Extract, from the listing that follows, each line containing the word "армий".
****************
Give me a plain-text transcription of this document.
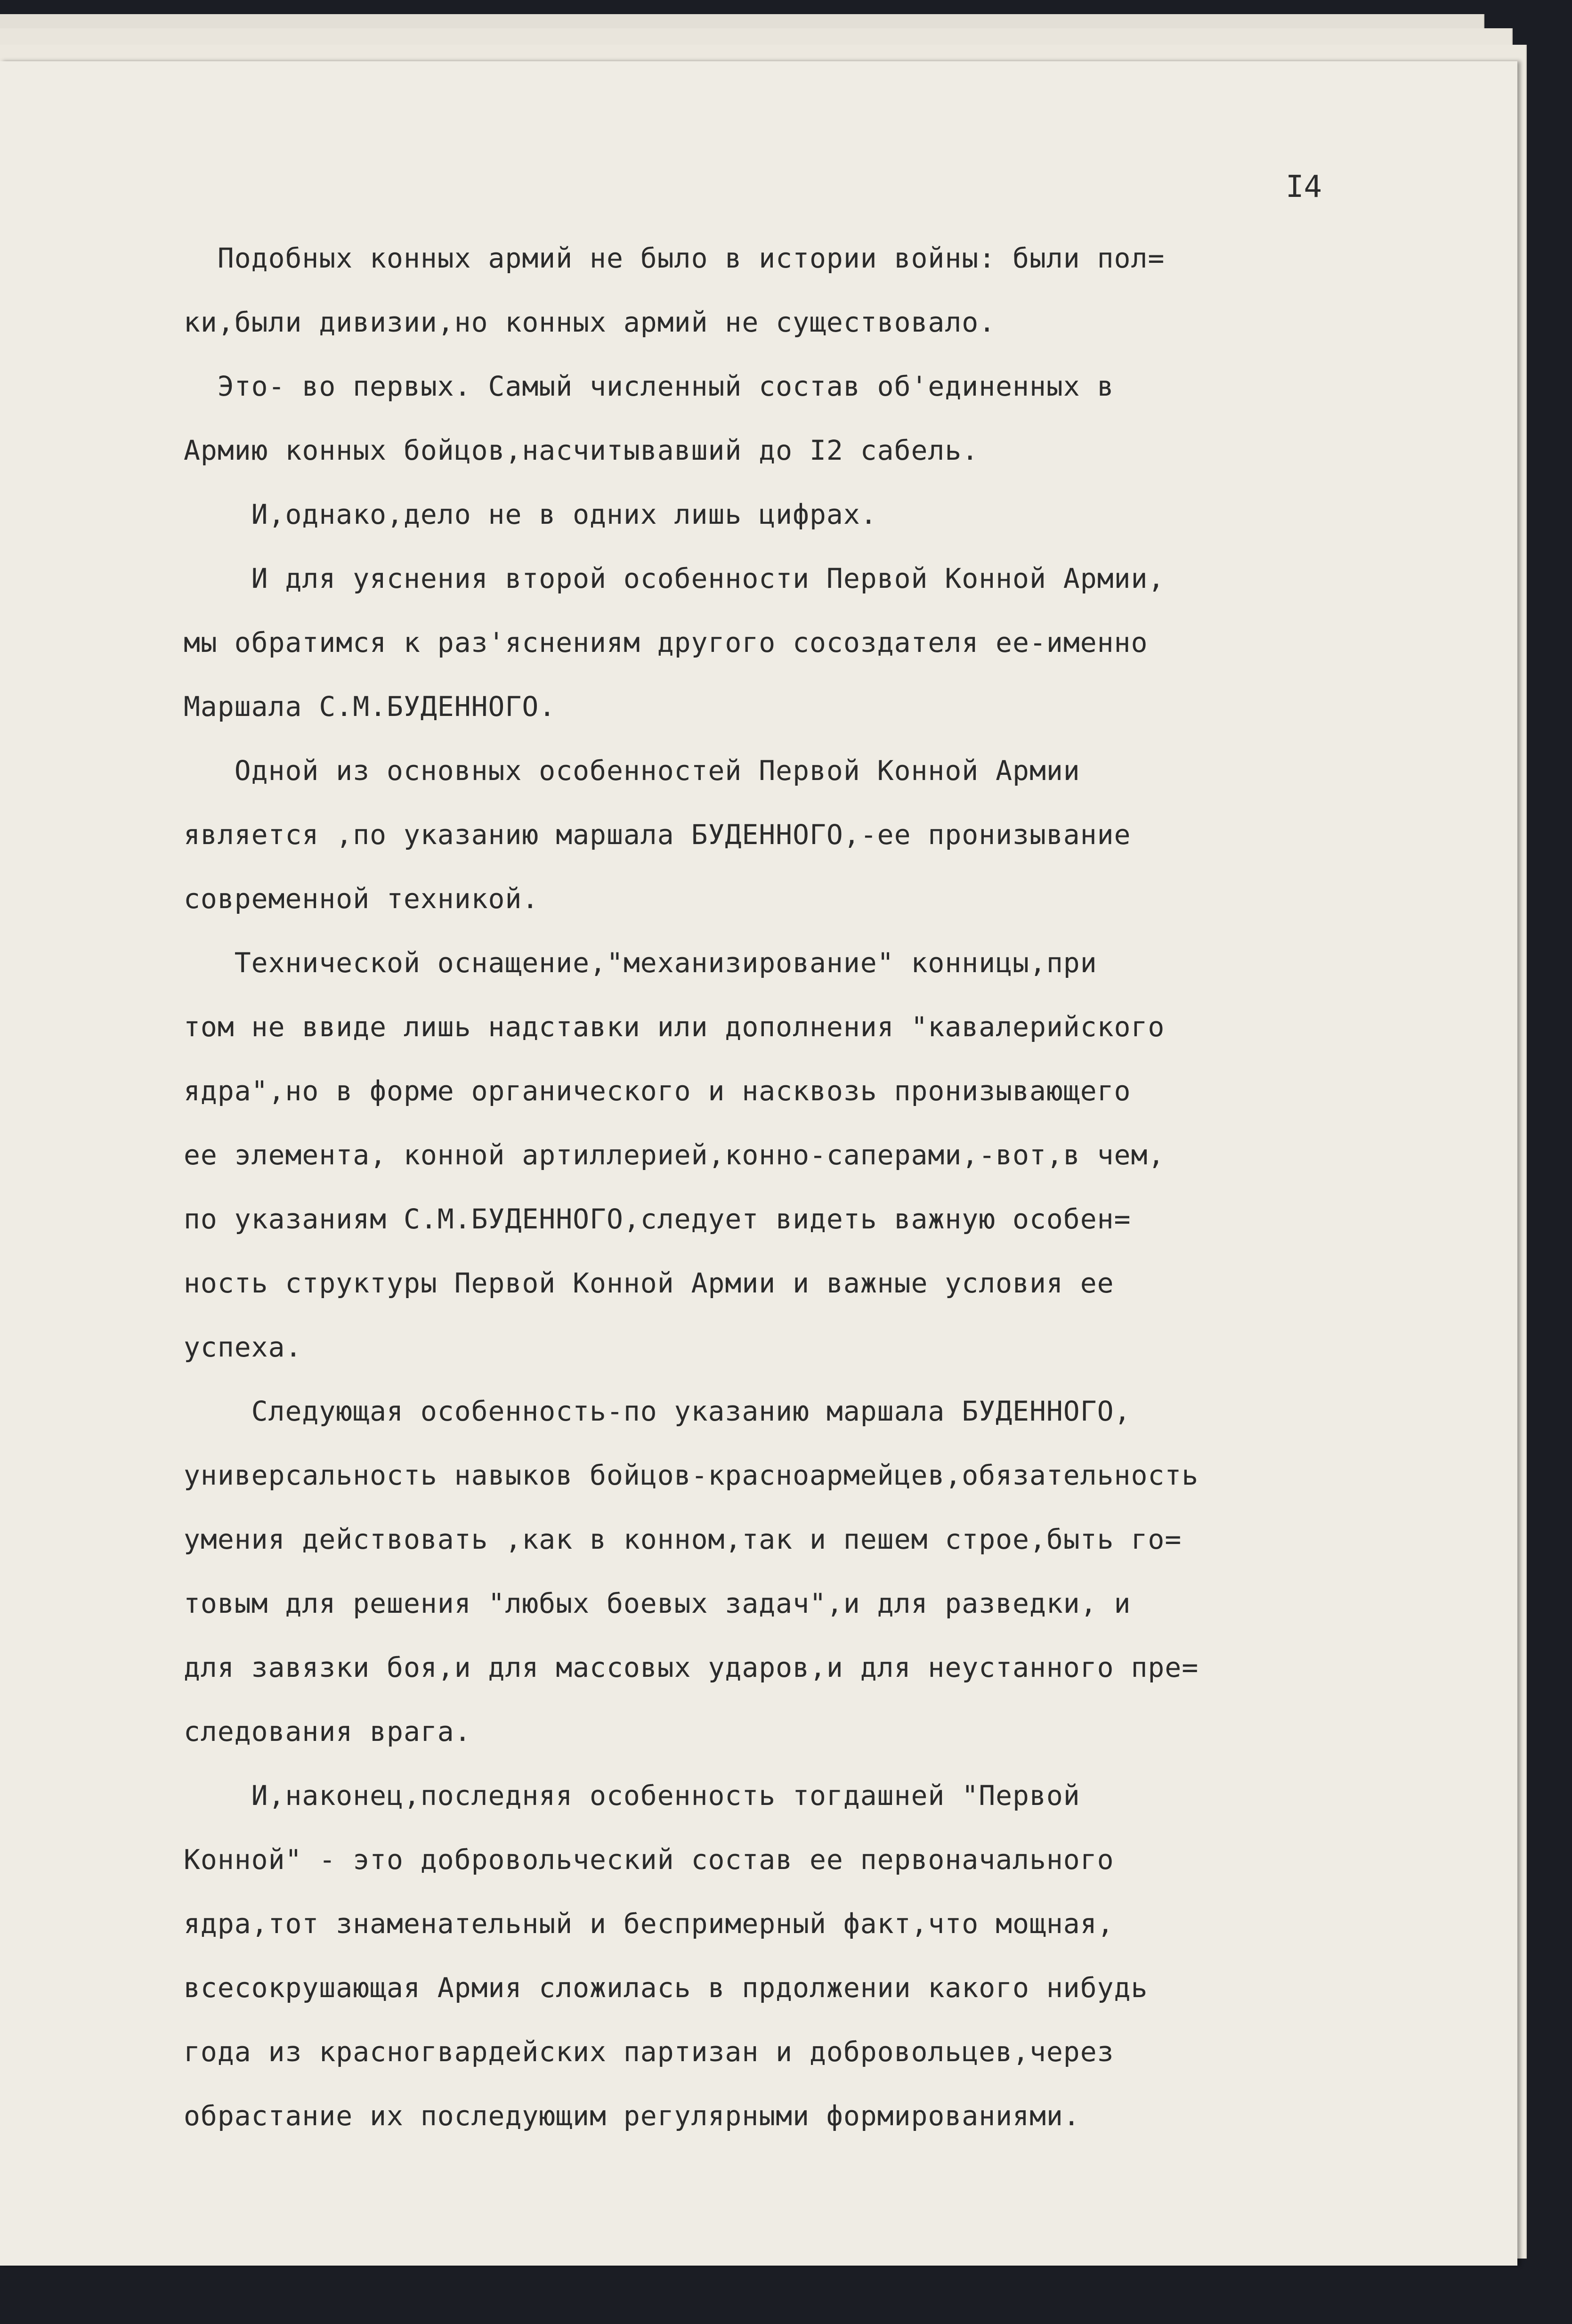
I4

Подобных конных армий не было в истории войны: были пол=

ки,были дивизии,но конных армий не существовало.

Это- во первых. Самый численный состав об'единенных в

Армию конных бойцов,насчитывавший до I2 сабель.

И,однако,дело не в одних лишь цифрах.

И для уяснения второй особенности Первой Конной Армии,

мы обратимся к раз'яснениям другого сосоздателя ее-именно

Маршала С.М.БУДЕННОГО.

Одной из основных особенностей Первой Конной Армии

является ,по указанию маршала БУДЕННОГО,-ее пронизывание

современной техникой.

Технической оснащение,"механизирование" конницы,при

том не ввиде лишь надставки или дополнения "кавалерийского

ядра",но в форме органического и насквозь пронизывающего

ее элемента, конной артиллерией,конно-саперами,-вот,в чем,

по указаниям С.М.БУДЕННОГО,следует видеть важную особен=

ность структуры Первой Конной Армии и важные условия ее

успеха.

Следующая особенность-по указанию маршала БУДЕННОГО,

универсальность навыков бойцов-красноармейцев,обязательность

умения действовать ,как в конном,так и пешем строе,быть го=

товым для решения "любых боевых задач",и для разведки, и

для завязки боя,и для массовых ударов,и для неустанного пре=

следования врага.

И,наконец,последняя особенность тогдашней "Первой

Конной" - это добровольческий состав ее первоначального

ядра,тот знаменательный и беспримерный факт,что мощная,

всесокрушающая Армия сложилась в прдолжении какого нибудь

года из красногвардейских партизан и добровольцев,через

обрастание их последующим регулярными формированиями.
****************
SOLUTION FOR THIS PROBLEM ->
Подобных конных армий не было в истории войны: были пол=
ки,были дивизии,но конных армий не существовало.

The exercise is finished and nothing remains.